**EXERCISE DESCRIPTION:**
The answer must be every entry, given again word for word.

── EXCERPTED DATA

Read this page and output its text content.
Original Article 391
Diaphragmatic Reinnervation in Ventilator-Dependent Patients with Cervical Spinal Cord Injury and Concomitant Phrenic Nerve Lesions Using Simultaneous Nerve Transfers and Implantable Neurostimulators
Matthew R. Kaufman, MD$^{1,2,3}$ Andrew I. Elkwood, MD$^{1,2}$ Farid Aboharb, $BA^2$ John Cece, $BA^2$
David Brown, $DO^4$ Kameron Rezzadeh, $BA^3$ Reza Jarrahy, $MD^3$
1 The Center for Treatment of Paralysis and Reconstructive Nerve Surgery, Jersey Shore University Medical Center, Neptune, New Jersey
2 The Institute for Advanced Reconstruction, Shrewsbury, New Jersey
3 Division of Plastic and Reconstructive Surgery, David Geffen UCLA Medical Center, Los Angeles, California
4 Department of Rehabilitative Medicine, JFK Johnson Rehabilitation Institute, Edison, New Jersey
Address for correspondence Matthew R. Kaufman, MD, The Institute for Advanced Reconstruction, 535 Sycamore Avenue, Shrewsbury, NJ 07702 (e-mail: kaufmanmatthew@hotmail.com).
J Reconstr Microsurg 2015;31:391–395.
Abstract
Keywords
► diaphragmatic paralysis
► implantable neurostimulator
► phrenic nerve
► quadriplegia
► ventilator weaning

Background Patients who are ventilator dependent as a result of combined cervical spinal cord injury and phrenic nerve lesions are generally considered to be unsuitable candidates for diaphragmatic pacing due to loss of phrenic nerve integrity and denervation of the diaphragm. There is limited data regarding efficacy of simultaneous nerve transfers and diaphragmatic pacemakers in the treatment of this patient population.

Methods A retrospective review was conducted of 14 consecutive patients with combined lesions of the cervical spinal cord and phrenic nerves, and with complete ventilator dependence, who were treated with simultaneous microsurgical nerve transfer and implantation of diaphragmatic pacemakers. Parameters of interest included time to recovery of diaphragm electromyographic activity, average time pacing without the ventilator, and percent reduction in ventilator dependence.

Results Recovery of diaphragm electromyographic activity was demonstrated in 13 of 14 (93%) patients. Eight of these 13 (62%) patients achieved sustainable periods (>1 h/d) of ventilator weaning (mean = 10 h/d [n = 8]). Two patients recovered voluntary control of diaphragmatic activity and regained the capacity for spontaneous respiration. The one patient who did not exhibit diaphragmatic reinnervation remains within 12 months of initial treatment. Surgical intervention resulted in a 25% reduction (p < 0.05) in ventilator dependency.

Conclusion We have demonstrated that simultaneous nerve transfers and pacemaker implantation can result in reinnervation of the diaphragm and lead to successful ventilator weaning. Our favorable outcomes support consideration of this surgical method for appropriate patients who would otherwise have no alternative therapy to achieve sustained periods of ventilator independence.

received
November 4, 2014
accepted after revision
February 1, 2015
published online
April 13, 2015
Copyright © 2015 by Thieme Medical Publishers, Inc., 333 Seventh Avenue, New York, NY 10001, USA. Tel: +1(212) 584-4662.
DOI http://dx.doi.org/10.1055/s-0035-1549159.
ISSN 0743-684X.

────

**WRITTEN REPLY:**
Read this page and output its text content.
Original Article 391
Diaphragmatic Reinnervation in Ventilator-Dependent Patients with Cervical Spinal Cord Injury and Concomitant Phrenic Nerve Lesions Using Simultaneous Nerve Transfers and Implantable Neurostimulators
Matthew R. Kaufman, MD$^{1,2,3}$ Andrew I. Elkwood, MD$^{1,2}$ Farid Aboharb, $BA^2$ John Cece, $BA^2$
David Brown, $DO^4$ Kameron Rezzadeh, $BA^3$ Reza Jarrahy, $MD^3$
1 The Center for Treatment of Paralysis and Reconstructive Nerve Surgery, Jersey Shore University Medical Center, Neptune, New Jersey
2 The Institute for Advanced Reconstruction, Shrewsbury, New Jersey
3 Division of Plastic and Reconstructive Surgery, David Geffen UCLA Medical Center, Los Angeles, California
4 Department of Rehabilitative Medicine, JFK Johnson Rehabilitation Institute, Edison, New Jersey
Address for correspondence Matthew R. Kaufman, MD, The Institute for Advanced Reconstruction, 535 Sycamore Avenue, Shrewsbury, NJ 07702 (e-mail: kaufmanmatthew@hotmail.com).
J Reconstr Microsurg 2015;31:391–395.
Abstract
Keywords
► diaphragmatic paralysis
► implantable neurostimulator
► phrenic nerve
► quadriplegia
► ventilator weaning

Background Patients who are ventilator dependent as a result of combined cervical spinal cord injury and phrenic nerve lesions are generally considered to be unsuitable candidates for diaphragmatic pacing due to loss of phrenic nerve integrity and denervation of the diaphragm. There is limited data regarding efficacy of simultaneous nerve transfers and diaphragmatic pacemakers in the treatment of this patient population.

Methods A retrospective review was conducted of 14 consecutive patients with combined lesions of the cervical spinal cord and phrenic nerves, and with complete ventilator dependence, who were treated with simultaneous microsurgical nerve transfer and implantation of diaphragmatic pacemakers. Parameters of interest included time to recovery of diaphragm electromyographic activity, average time pacing without the ventilator, and percent reduction in ventilator dependence.

Results Recovery of diaphragm electromyographic activity was demonstrated in 13 of 14 (93%) patients. Eight of these 13 (62%) patients achieved sustainable periods (>1 h/d) of ventilator weaning (mean = 10 h/d [n = 8]). Two patients recovered voluntary control of diaphragmatic activity and regained the capacity for spontaneous respiration. The one patient who did not exhibit diaphragmatic reinnervation remains within 12 months of initial treatment. Surgical intervention resulted in a 25% reduction (p < 0.05) in ventilator dependency.

Conclusion We have demonstrated that simultaneous nerve transfers and pacemaker implantation can result in reinnervation of the diaphragm and lead to successful ventilator weaning. Our favorable outcomes support consideration of this surgical method for appropriate patients who would otherwise have no alternative therapy to achieve sustained periods of ventilator independence.

received
November 4, 2014
accepted after revision
February 1, 2015
published online
April 13, 2015
Copyright © 2015 by Thieme Medical Publishers, Inc., 333 Seventh Avenue, New York, NY 10001, USA. Tel: +1(212) 584-4662.
DOI http://dx.doi.org/10.1055/s-0035-1549159.
ISSN 0743-684X.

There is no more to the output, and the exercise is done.